● **The problem**
Go through the entries below and pick out every line with "this".
── Dataset ──
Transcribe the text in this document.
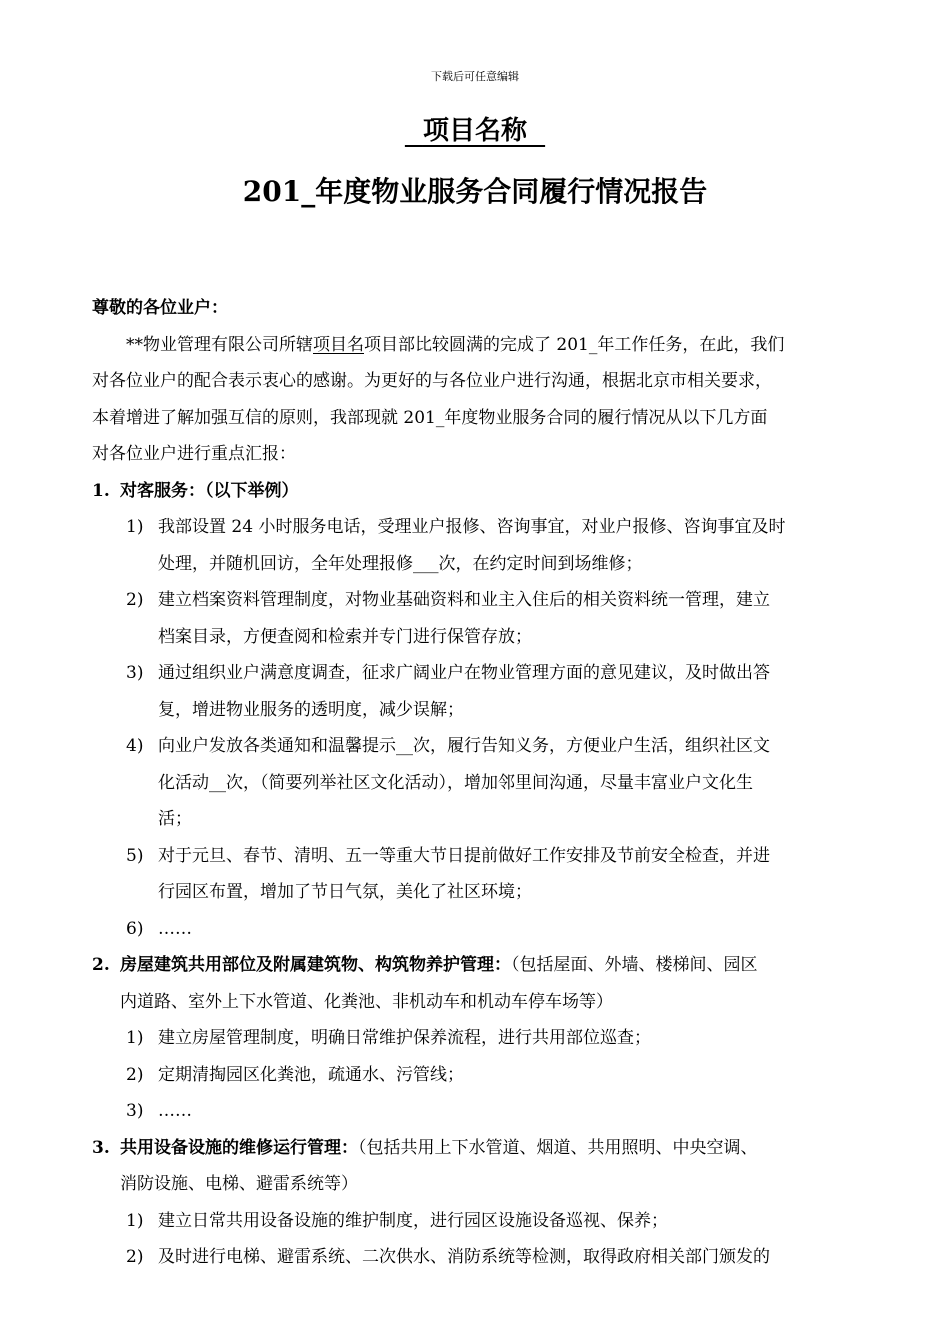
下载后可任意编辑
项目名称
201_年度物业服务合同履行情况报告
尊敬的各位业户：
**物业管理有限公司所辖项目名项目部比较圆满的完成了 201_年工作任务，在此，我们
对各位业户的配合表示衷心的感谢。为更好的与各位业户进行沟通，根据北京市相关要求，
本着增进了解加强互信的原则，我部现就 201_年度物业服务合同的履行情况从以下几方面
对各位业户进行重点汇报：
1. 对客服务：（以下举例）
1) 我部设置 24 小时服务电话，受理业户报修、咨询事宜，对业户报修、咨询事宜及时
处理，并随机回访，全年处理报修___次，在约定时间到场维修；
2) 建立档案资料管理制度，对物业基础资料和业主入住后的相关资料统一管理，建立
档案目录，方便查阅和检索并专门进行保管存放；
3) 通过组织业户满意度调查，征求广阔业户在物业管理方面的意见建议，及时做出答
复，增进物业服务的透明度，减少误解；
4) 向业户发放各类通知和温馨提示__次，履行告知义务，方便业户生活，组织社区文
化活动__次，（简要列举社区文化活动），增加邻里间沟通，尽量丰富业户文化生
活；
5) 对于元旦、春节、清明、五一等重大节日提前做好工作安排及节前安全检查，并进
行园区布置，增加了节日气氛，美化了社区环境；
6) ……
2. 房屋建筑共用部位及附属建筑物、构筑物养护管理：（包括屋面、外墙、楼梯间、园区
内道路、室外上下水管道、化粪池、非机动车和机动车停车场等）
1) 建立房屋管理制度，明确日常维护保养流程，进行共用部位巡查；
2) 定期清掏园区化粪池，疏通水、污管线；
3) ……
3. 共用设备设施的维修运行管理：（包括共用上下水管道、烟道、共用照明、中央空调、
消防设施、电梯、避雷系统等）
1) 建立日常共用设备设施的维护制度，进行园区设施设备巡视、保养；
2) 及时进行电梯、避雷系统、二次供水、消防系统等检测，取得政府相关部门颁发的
───
── Dataset ──
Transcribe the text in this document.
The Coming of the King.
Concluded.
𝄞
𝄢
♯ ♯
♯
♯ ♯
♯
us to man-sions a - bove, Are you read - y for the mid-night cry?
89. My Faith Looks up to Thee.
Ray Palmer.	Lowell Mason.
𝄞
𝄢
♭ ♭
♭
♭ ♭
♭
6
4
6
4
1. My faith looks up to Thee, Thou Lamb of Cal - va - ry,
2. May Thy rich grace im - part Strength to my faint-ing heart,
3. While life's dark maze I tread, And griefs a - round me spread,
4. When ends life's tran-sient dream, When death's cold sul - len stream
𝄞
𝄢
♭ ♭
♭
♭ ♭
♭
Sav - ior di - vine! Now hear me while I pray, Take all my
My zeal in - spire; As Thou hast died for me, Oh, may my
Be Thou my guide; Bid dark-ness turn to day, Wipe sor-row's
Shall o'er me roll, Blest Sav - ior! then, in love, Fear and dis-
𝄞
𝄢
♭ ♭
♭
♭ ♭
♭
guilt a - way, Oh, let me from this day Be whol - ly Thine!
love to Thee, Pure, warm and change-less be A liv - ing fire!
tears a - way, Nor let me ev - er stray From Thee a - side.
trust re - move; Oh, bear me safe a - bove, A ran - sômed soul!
───
── Dataset ──
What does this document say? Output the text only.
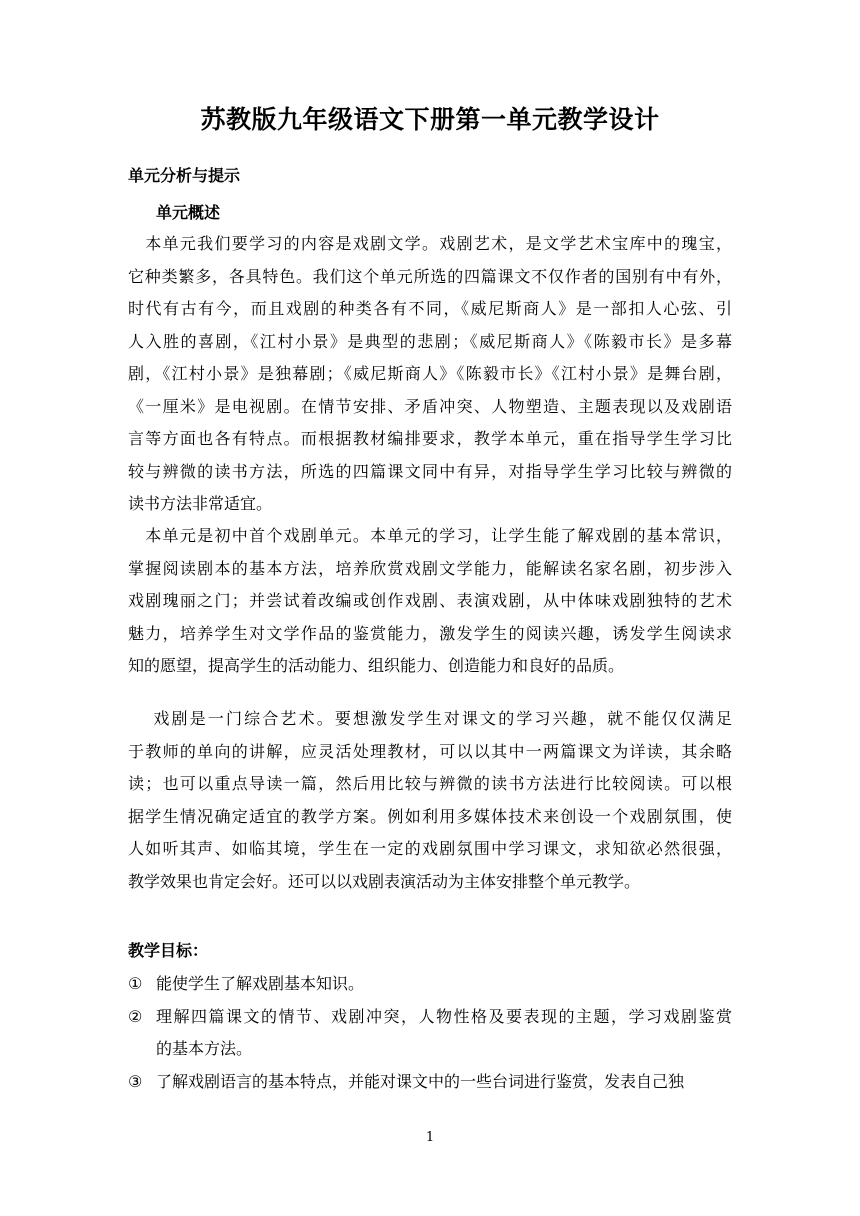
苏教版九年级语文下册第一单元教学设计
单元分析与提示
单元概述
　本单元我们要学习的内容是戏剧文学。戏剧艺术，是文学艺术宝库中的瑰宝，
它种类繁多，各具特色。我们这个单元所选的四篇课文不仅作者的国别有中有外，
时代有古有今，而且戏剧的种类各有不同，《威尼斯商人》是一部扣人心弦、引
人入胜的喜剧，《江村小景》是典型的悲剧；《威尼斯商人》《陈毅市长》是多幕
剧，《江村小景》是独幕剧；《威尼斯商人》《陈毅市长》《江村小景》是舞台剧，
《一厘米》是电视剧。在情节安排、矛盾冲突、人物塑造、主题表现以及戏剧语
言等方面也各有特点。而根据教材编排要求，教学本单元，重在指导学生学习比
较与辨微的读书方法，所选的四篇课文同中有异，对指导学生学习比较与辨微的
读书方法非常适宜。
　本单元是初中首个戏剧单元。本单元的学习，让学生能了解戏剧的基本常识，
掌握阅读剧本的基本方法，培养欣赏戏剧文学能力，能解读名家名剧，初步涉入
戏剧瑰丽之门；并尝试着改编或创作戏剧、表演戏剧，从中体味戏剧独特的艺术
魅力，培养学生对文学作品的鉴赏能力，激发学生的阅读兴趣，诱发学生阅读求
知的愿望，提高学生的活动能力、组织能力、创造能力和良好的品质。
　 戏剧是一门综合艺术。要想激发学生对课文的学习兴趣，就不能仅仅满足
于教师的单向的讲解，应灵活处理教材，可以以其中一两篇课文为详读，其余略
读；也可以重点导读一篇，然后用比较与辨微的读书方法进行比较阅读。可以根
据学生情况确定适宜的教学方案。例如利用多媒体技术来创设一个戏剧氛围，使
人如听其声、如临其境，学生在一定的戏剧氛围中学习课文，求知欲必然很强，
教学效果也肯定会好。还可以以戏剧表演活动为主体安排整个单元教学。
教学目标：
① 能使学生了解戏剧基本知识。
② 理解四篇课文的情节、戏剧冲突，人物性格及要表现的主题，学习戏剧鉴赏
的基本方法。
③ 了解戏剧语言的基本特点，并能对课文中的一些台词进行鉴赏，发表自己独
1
───
● **Worked solution**
Transcribe the text in this document.
Transcribe the text in this document.
guilt a - way, Oh, let me from this day Be whol - ly Thine!
What does this document say? Output the text only.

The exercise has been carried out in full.